### Instruction:
Can you retype every record below exactly as written?

----

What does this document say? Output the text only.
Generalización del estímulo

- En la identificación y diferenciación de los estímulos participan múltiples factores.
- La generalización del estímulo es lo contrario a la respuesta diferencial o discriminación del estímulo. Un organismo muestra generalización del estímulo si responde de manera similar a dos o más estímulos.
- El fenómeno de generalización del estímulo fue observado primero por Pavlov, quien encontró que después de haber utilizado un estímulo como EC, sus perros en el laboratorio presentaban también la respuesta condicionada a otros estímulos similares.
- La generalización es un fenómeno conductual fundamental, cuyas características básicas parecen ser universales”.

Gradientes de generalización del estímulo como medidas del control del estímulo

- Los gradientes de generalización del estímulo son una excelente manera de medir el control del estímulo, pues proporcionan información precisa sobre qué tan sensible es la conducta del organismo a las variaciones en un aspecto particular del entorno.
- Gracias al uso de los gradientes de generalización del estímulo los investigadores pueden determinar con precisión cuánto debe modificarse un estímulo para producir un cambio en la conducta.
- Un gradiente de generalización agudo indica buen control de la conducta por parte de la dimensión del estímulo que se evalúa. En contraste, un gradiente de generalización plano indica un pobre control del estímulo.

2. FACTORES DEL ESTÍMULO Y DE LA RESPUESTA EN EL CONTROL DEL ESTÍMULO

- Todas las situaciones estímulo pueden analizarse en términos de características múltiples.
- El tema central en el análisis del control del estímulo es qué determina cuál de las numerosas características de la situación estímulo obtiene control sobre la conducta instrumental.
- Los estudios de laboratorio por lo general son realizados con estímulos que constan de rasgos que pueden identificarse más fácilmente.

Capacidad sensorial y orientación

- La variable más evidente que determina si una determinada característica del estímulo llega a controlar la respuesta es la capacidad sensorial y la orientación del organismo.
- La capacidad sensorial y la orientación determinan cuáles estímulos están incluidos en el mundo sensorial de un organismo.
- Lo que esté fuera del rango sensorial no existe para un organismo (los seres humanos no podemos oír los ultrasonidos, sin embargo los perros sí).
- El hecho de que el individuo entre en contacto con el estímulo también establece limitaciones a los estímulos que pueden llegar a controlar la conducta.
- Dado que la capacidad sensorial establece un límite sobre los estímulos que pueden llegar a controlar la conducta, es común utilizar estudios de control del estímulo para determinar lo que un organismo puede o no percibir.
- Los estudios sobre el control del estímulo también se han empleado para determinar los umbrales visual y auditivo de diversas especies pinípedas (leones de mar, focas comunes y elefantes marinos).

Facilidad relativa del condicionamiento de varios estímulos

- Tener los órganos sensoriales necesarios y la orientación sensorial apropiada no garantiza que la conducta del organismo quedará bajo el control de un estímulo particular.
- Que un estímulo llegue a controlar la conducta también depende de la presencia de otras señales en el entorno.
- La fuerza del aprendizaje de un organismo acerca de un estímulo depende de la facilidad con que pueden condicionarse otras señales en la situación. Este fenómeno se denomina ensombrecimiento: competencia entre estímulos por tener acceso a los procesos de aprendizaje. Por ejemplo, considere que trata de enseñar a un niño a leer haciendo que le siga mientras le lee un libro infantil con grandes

----

### Complete answer:
What does this document say? Output the text only.
Generalización del estímulo

- En la identificación y diferenciación de los estímulos participan múltiples factores.
- La generalización del estímulo es lo contrario a la respuesta diferencial o discriminación del estímulo. Un organismo muestra generalización del estímulo si responde de manera similar a dos o más estímulos.
- El fenómeno de generalización del estímulo fue observado primero por Pavlov, quien encontró que después de haber utilizado un estímulo como EC, sus perros en el laboratorio presentaban también la respuesta condicionada a otros estímulos similares.
- La generalización es un fenómeno conductual fundamental, cuyas características básicas parecen ser universales”.

Gradientes de generalización del estímulo como medidas del control del estímulo

- Los gradientes de generalización del estímulo son una excelente manera de medir el control del estímulo, pues proporcionan información precisa sobre qué tan sensible es la conducta del organismo a las variaciones en un aspecto particular del entorno.
- Gracias al uso de los gradientes de generalización del estímulo los investigadores pueden determinar con precisión cuánto debe modificarse un estímulo para producir un cambio en la conducta.
- Un gradiente de generalización agudo indica buen control de la conducta por parte de la dimensión del estímulo que se evalúa. En contraste, un gradiente de generalización plano indica un pobre control del estímulo.

2. FACTORES DEL ESTÍMULO Y DE LA RESPUESTA EN EL CONTROL DEL ESTÍMULO

- Todas las situaciones estímulo pueden analizarse en términos de características múltiples.
- El tema central en el análisis del control del estímulo es qué determina cuál de las numerosas características de la situación estímulo obtiene control sobre la conducta instrumental.
- Los estudios de laboratorio por lo general son realizados con estímulos que constan de rasgos que pueden identificarse más fácilmente.

Capacidad sensorial y orientación

- La variable más evidente que determina si una determinada característica del estímulo llega a controlar la respuesta es la capacidad sensorial y la orientación del organismo.
- La capacidad sensorial y la orientación determinan cuáles estímulos están incluidos en el mundo sensorial de un organismo.
- Lo que esté fuera del rango sensorial no existe para un organismo (los seres humanos no podemos oír los ultrasonidos, sin embargo los perros sí).
- El hecho de que el individuo entre en contacto con el estímulo también establece limitaciones a los estímulos que pueden llegar a controlar la conducta.
- Dado que la capacidad sensorial establece un límite sobre los estímulos que pueden llegar a controlar la conducta, es común utilizar estudios de control del estímulo para determinar lo que un organismo puede o no percibir.
- Los estudios sobre el control del estímulo también se han empleado para determinar los umbrales visual y auditivo de diversas especies pinípedas (leones de mar, focas comunes y elefantes marinos).

Facilidad relativa del condicionamiento de varios estímulos

- Tener los órganos sensoriales necesarios y la orientación sensorial apropiada no garantiza que la conducta del organismo quedará bajo el control de un estímulo particular.
- Que un estímulo llegue a controlar la conducta también depende de la presencia de otras señales en el entorno.
- La fuerza del aprendizaje de un organismo acerca de un estímulo depende de la facilidad con que pueden condicionarse otras señales en la situación. Este fenómeno se denomina ensombrecimiento: competencia entre estímulos por tener acceso a los procesos de aprendizaje. Por ejemplo, considere que trata de enseñar a un niño a leer haciendo que le siga mientras le lee un libro infantil con grandes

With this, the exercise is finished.